Your task: Wherever the word "Find" appears in a line, extract that line.

(Stored items)
------------------------

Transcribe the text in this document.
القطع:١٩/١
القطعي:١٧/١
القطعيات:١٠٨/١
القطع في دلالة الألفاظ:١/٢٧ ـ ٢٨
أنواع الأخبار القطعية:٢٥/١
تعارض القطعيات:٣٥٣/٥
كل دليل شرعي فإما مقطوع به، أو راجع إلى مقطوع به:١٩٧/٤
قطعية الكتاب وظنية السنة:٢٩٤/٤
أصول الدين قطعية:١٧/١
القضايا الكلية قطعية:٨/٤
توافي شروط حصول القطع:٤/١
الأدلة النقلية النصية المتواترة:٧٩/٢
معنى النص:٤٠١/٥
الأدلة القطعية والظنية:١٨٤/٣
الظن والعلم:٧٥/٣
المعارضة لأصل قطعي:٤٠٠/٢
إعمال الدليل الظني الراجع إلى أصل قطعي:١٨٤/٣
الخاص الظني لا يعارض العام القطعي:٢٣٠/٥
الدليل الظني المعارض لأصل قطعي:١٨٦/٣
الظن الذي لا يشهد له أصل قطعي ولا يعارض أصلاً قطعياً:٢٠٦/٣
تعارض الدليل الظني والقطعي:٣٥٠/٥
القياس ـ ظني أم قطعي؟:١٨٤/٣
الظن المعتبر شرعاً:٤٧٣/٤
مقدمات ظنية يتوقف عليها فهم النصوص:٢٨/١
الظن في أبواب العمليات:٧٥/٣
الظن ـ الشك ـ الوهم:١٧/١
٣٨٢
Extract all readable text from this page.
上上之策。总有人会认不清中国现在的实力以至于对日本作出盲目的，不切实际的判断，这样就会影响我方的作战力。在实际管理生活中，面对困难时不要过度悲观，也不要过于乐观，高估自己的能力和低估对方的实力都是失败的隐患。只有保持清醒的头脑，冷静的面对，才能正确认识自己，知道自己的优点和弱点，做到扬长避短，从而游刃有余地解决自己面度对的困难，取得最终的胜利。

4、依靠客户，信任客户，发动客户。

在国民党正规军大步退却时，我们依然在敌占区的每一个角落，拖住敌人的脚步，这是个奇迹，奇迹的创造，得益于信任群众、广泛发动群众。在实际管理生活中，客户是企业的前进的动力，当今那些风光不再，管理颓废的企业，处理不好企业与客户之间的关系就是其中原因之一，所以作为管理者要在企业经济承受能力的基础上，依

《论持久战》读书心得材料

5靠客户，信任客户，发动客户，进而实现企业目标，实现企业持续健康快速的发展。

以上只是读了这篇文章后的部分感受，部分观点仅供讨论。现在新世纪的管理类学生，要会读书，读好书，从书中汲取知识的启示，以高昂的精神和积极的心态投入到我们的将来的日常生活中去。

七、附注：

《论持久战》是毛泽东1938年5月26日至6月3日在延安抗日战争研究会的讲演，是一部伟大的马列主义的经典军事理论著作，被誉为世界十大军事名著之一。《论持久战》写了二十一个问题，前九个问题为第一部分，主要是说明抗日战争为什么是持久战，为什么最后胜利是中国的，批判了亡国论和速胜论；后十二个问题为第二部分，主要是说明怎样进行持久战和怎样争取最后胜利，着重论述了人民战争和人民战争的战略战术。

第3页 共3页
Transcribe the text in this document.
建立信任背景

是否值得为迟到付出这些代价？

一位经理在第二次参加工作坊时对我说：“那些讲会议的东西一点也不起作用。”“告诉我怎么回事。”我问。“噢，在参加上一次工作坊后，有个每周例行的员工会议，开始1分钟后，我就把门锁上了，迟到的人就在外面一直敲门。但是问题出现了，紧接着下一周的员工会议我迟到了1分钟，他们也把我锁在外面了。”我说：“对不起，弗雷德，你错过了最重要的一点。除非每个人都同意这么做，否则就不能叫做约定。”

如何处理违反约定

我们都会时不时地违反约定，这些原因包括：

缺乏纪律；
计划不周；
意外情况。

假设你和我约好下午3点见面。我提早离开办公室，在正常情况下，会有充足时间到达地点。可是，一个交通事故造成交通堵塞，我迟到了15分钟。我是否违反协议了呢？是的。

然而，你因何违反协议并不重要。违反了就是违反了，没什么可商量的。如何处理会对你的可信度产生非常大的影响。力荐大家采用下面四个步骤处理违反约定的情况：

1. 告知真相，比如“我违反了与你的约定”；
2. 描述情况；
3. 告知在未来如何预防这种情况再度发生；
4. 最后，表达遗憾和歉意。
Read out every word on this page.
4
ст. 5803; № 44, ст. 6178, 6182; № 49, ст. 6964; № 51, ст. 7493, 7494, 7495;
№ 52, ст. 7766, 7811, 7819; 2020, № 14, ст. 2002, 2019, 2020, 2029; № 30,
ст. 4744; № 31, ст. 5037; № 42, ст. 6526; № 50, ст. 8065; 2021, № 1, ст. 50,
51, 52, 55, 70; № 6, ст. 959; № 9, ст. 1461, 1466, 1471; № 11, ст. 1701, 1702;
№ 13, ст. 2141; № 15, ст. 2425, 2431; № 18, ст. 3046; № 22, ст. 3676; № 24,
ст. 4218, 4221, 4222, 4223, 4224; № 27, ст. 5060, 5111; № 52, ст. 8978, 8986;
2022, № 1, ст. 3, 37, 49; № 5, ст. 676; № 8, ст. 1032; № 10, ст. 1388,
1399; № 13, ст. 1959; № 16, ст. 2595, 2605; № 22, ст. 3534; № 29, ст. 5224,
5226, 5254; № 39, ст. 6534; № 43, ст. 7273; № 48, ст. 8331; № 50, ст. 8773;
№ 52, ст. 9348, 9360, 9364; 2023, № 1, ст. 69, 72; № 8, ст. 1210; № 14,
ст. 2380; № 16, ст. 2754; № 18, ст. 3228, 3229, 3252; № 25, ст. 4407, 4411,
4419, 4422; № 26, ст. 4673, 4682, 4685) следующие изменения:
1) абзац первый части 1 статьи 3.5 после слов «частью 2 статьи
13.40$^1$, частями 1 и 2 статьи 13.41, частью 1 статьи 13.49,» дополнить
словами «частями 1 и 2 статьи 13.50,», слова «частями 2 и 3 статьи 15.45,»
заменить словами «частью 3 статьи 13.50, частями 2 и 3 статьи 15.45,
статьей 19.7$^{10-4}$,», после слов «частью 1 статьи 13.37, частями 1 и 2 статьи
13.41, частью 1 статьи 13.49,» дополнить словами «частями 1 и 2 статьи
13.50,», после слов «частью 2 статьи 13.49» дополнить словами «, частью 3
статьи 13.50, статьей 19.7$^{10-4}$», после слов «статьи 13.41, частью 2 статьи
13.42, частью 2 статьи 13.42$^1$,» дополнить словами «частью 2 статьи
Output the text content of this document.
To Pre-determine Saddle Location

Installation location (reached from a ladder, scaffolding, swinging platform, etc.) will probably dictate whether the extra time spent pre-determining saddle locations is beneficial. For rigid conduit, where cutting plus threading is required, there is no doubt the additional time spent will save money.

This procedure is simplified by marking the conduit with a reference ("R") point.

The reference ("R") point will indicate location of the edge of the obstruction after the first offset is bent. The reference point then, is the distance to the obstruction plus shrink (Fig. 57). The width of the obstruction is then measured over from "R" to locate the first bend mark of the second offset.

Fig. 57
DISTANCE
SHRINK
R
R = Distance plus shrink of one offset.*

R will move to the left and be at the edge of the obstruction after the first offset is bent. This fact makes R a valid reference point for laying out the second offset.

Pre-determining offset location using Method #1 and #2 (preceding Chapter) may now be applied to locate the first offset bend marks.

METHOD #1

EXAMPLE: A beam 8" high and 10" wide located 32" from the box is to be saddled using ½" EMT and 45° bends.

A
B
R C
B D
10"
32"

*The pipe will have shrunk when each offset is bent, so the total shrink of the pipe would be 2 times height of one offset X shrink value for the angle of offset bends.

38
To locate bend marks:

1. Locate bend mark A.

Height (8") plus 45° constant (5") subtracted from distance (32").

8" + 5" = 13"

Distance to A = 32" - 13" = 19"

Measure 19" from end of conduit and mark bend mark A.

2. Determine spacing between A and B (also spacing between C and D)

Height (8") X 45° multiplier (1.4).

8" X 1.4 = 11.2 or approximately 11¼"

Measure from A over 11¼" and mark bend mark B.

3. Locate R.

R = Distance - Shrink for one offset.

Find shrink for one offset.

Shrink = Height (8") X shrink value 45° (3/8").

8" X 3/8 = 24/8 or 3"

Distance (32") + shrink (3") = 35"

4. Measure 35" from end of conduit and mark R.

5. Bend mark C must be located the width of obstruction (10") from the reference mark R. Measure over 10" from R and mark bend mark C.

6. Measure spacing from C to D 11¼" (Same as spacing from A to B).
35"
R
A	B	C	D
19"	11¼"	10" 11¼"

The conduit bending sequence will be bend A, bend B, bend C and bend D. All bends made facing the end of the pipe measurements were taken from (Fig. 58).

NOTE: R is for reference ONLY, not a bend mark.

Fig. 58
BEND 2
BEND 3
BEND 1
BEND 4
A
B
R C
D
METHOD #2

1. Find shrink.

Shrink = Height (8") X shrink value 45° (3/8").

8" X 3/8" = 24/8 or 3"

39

------------------------

Written solution:
Find shrink for one offset.
1. Find shrink.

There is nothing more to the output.